* DESCRIPTION OF THE TASK:
Please return every line of the records below that holds the word "System".

* DATA FOR REVIEW:

┌──

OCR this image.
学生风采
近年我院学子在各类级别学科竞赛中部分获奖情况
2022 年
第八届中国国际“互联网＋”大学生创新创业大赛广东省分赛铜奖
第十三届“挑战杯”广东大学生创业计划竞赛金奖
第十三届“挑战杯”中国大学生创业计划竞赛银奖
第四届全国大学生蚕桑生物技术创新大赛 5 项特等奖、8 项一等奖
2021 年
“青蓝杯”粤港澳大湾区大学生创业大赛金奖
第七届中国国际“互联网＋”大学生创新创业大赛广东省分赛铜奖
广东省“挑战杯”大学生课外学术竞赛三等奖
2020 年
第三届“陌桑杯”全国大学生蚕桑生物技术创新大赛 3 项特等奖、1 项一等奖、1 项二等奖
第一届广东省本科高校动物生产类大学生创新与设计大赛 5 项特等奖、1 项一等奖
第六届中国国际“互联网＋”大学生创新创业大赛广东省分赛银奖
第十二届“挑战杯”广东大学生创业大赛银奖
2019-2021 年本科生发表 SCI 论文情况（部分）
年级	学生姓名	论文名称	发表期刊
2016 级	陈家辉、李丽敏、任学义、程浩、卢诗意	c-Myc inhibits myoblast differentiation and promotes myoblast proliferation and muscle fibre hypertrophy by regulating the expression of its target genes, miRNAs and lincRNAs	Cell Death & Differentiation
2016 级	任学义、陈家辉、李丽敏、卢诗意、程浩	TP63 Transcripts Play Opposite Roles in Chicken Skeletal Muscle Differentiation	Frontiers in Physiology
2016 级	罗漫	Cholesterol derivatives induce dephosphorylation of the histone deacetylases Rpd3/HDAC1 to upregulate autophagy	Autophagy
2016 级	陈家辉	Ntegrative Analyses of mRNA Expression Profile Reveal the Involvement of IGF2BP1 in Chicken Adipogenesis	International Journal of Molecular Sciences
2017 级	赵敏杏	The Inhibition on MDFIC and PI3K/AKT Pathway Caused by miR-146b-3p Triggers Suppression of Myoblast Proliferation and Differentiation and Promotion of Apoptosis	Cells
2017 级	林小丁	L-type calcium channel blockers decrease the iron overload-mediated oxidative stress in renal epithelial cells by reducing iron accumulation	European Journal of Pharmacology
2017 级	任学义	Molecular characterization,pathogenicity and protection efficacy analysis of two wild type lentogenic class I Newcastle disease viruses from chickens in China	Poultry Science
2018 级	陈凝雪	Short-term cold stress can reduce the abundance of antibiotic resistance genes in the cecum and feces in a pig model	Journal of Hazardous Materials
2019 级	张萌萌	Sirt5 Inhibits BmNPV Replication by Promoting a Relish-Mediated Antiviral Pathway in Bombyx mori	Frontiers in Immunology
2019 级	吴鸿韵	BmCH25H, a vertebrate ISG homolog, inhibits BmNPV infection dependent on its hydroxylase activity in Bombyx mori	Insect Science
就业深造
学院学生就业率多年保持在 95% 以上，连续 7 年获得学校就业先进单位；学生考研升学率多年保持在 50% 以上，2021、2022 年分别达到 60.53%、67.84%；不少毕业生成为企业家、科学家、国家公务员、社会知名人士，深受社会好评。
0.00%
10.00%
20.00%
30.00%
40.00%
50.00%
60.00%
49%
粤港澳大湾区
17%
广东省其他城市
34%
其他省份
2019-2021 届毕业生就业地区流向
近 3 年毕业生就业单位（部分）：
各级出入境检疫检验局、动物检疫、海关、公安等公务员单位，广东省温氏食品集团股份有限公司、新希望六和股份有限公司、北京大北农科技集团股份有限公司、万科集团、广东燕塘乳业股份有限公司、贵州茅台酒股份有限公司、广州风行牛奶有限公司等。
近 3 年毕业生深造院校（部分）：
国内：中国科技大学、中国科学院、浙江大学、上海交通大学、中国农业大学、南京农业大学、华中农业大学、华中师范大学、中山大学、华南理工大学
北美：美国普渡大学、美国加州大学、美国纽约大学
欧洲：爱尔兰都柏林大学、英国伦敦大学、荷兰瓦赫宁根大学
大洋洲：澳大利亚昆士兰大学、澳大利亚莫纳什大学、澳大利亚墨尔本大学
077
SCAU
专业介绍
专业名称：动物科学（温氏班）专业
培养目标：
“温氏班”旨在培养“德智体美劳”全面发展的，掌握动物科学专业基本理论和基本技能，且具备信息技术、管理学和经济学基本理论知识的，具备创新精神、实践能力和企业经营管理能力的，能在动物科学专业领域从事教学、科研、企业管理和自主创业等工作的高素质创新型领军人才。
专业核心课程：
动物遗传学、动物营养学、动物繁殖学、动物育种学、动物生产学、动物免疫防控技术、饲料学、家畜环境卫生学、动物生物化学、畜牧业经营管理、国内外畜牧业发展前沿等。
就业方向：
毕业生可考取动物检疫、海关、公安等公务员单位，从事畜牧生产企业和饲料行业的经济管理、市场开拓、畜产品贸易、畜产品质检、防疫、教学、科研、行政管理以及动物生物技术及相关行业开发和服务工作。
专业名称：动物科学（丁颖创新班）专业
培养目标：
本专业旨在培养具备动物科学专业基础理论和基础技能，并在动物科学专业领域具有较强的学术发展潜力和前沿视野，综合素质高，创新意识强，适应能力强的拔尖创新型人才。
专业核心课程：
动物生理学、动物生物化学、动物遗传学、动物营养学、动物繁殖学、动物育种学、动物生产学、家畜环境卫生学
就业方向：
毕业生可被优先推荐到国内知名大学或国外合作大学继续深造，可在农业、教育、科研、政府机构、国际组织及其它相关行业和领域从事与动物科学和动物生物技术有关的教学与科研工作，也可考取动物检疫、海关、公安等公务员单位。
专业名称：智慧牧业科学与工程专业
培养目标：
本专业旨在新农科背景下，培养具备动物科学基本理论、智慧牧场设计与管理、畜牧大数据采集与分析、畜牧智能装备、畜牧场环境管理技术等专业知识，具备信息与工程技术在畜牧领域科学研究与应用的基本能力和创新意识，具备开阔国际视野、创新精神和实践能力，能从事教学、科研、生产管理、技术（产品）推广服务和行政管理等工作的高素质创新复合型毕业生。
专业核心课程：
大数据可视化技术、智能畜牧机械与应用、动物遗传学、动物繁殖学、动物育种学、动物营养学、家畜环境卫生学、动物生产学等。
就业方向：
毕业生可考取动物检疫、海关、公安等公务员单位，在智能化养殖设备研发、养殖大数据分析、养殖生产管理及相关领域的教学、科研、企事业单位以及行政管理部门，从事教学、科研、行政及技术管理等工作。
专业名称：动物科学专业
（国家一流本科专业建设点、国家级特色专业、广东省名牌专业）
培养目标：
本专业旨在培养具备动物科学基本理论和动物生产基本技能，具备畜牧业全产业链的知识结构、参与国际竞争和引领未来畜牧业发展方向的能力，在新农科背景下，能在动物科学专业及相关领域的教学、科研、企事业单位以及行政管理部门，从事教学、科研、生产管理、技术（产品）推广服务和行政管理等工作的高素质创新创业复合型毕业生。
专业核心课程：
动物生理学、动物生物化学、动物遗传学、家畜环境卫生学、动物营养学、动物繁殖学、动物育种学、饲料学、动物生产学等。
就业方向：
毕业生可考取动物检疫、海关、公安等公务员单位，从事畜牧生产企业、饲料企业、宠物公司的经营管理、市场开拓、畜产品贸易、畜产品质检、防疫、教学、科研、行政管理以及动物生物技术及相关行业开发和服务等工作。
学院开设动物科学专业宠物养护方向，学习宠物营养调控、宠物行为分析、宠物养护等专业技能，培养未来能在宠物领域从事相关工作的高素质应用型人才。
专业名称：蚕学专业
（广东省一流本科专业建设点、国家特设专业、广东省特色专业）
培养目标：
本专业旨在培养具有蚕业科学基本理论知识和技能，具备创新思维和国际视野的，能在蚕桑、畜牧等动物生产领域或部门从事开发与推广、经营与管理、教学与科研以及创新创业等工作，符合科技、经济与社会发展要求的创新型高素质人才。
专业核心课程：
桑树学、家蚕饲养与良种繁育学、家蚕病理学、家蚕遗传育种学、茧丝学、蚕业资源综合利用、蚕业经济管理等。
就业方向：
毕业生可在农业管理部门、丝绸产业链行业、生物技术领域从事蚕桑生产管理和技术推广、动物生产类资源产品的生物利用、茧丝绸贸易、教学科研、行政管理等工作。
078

└──
┌──

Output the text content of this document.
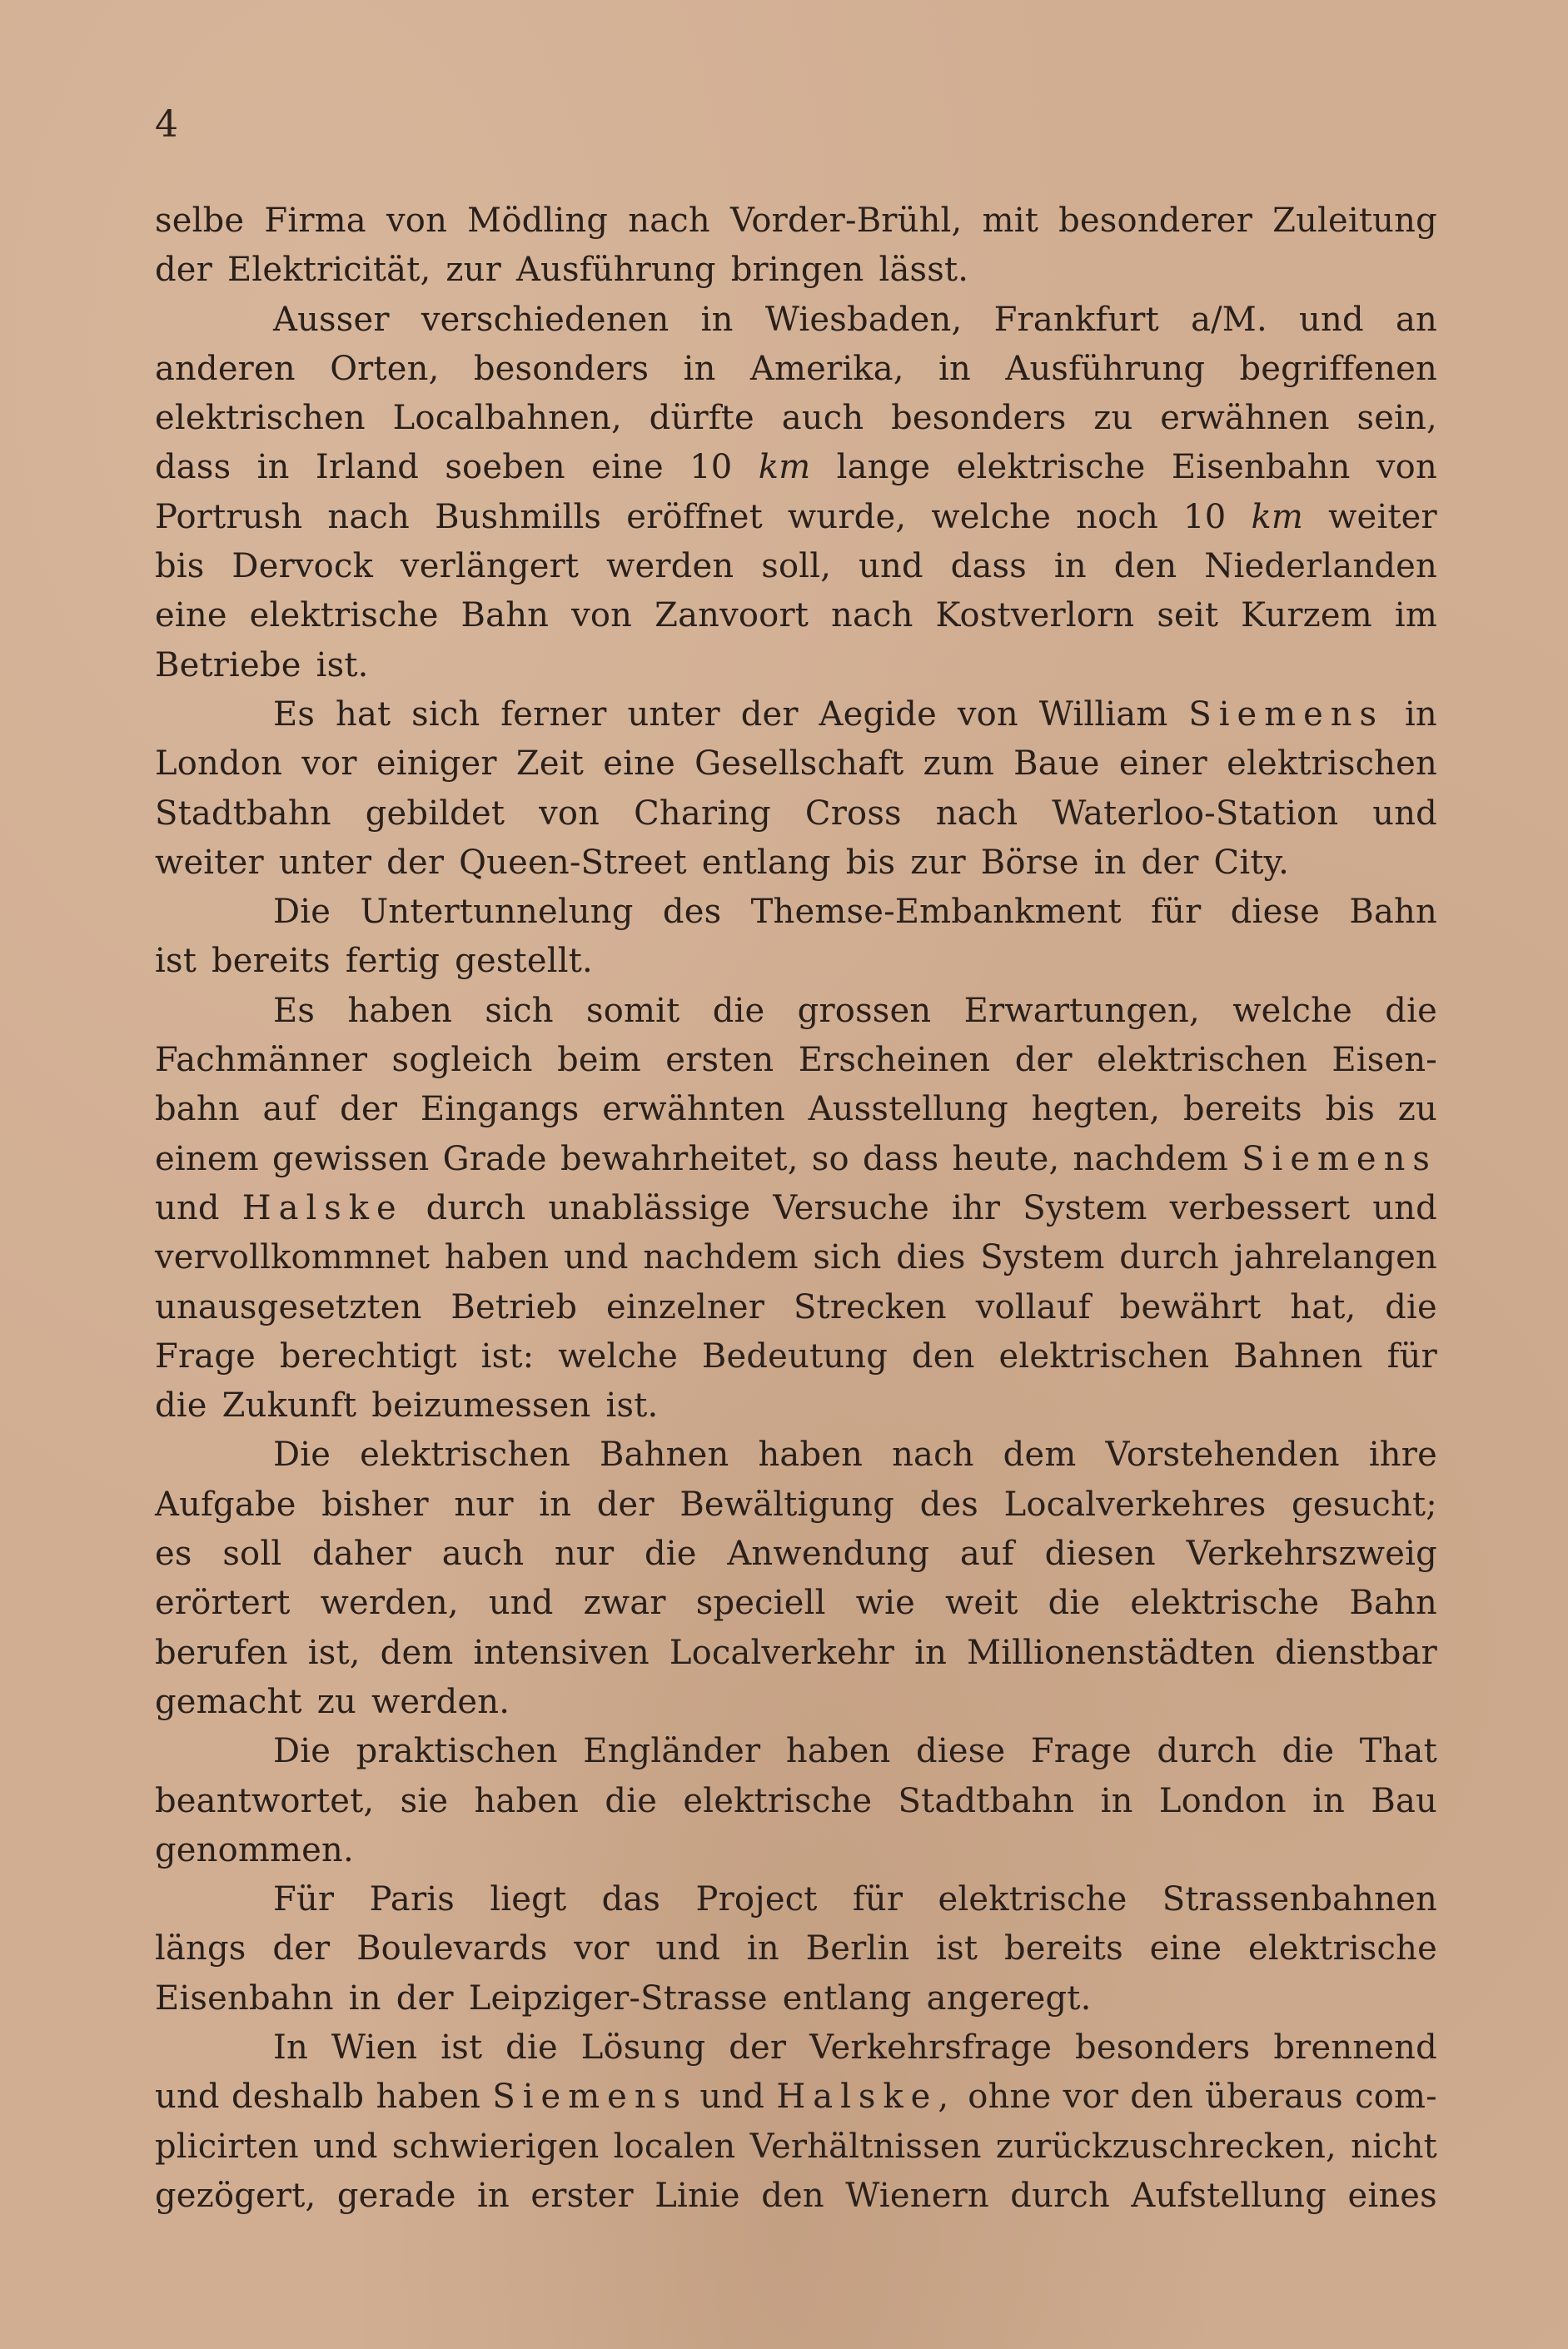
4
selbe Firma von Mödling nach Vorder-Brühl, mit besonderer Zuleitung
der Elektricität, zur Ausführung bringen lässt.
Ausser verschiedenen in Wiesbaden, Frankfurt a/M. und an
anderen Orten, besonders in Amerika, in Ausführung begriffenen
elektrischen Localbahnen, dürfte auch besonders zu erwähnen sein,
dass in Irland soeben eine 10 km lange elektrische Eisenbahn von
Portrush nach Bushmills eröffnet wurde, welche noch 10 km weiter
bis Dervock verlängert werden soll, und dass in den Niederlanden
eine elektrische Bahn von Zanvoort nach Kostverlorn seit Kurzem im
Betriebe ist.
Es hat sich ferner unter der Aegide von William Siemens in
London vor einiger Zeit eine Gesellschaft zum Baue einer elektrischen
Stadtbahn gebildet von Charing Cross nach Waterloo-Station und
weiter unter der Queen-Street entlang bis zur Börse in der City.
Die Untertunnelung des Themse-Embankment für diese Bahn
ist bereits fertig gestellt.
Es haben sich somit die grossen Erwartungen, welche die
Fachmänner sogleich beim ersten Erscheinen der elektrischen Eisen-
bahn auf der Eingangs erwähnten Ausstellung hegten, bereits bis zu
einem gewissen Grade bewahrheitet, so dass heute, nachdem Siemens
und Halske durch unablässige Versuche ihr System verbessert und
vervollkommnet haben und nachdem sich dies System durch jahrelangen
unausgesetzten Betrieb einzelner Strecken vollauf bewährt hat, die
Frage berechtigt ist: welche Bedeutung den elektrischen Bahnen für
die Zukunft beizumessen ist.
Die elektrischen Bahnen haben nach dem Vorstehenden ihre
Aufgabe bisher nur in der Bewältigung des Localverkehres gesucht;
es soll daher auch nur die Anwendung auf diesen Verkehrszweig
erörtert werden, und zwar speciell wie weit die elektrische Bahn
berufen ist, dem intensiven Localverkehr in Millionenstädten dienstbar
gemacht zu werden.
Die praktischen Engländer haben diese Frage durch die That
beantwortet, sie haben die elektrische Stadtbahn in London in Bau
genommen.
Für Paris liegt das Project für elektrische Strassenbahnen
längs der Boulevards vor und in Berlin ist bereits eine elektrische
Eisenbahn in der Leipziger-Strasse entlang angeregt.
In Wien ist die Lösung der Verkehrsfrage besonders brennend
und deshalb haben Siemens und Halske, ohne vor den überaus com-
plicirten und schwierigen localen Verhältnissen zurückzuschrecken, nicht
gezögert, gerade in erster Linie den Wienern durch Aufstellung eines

└──

* OUTPUT FOR THIS EXERCISE:
und Halske durch unablässige Versuche ihr System verbessert und
vervollkommnet haben und nachdem sich dies System durch jahrelangen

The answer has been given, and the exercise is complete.